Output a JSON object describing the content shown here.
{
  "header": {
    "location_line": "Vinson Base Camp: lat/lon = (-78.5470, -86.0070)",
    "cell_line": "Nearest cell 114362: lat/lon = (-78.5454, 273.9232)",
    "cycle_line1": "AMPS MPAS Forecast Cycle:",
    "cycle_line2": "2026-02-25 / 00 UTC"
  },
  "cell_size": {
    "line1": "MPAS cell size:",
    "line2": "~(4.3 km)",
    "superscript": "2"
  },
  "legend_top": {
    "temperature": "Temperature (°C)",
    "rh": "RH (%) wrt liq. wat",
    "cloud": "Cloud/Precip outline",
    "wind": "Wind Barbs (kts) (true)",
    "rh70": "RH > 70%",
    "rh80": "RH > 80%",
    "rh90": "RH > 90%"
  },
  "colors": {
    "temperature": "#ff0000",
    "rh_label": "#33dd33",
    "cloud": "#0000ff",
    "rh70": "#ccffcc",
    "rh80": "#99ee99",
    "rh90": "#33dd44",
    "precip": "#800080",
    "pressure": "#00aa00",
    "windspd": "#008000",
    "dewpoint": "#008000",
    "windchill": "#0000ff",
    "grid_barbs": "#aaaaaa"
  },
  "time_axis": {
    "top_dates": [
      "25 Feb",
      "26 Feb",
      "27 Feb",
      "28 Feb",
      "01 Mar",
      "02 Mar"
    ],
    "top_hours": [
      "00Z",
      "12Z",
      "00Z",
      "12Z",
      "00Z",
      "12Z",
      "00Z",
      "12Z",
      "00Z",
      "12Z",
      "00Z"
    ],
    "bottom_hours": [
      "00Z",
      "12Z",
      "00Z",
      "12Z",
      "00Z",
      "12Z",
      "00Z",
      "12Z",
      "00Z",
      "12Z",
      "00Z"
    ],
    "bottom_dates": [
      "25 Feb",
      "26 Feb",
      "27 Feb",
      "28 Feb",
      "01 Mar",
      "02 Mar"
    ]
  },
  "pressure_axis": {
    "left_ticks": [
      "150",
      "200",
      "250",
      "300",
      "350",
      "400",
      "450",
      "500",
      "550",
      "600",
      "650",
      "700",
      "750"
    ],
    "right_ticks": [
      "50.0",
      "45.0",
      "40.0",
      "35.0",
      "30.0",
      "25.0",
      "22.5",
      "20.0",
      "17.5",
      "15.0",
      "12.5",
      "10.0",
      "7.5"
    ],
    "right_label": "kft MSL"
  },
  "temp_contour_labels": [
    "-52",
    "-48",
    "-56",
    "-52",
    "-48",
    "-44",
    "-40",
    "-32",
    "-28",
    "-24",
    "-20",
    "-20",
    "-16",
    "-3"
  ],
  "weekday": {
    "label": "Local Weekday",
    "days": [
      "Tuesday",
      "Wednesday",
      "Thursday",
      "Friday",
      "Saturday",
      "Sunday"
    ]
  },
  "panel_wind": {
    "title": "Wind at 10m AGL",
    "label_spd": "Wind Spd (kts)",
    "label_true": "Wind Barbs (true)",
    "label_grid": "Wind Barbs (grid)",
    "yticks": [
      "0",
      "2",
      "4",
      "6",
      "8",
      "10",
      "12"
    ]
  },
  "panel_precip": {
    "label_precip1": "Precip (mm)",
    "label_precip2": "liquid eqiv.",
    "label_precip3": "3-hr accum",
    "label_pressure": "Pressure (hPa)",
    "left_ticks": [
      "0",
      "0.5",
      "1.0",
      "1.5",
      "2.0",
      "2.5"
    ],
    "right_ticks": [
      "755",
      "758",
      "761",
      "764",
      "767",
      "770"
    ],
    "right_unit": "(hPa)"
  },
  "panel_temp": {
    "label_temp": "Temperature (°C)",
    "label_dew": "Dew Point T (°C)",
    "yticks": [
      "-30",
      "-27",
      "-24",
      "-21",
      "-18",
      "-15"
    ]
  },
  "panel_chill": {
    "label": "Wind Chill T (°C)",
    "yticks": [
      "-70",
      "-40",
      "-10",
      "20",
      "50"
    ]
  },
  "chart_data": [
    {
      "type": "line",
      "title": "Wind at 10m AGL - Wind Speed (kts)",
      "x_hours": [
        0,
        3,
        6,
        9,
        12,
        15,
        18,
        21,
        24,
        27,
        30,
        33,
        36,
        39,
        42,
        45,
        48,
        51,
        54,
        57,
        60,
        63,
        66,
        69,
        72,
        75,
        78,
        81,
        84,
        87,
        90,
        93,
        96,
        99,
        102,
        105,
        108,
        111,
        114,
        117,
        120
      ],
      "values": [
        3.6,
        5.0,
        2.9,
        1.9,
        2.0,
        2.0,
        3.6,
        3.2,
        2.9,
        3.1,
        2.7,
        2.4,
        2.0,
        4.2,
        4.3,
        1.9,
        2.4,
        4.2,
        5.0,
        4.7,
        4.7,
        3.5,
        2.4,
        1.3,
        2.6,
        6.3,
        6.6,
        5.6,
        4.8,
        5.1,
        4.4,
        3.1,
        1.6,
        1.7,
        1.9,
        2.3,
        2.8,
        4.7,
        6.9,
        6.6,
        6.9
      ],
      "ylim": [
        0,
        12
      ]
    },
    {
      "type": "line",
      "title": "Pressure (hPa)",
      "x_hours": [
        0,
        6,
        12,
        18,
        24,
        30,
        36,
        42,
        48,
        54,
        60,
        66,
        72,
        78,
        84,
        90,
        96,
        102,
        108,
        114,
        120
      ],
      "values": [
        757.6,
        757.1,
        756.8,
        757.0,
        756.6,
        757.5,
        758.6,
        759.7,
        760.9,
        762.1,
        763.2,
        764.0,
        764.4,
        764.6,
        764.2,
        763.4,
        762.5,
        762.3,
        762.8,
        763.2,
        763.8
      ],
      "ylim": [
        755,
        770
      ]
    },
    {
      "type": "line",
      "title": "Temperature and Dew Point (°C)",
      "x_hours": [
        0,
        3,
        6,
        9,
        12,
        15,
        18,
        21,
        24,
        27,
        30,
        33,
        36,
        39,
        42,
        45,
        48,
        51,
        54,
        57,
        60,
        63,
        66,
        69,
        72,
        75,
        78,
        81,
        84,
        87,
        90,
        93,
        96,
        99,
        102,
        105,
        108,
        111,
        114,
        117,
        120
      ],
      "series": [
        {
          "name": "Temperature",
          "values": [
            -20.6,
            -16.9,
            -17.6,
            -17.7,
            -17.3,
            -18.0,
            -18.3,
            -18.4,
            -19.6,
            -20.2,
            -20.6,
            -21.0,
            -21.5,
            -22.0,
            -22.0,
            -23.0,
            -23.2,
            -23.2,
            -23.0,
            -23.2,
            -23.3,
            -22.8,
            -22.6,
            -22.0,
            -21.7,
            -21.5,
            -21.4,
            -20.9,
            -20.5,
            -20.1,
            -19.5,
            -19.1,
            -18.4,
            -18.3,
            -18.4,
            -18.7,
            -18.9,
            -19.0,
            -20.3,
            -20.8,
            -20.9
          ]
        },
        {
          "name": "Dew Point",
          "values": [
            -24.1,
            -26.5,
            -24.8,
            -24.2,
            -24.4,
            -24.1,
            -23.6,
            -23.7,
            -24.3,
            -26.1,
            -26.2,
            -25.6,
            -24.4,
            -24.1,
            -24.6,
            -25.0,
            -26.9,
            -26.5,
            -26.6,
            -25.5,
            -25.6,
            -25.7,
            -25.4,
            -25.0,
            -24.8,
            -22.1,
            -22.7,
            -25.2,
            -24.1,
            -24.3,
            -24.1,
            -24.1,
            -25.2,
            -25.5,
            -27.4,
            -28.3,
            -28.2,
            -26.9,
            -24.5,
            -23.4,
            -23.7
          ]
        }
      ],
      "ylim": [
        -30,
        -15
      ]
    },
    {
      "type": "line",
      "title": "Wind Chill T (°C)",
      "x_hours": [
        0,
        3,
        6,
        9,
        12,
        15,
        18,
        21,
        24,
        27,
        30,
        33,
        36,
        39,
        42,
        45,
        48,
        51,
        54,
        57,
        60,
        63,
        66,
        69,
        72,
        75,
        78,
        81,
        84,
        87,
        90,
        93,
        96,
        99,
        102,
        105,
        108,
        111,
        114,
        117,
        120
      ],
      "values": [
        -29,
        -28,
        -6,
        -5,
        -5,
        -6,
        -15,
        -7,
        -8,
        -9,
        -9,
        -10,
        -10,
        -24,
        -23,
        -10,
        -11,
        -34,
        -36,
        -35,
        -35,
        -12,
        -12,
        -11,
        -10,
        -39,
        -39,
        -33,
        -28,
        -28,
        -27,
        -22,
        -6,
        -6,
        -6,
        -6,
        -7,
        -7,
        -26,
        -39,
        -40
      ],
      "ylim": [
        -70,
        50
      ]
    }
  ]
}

What you should do
Each line that has the word "true" should be copied.

Finished exercise
    "wind": "Wind Barbs (kts) (true)",
    "label_true": "Wind Barbs (true)",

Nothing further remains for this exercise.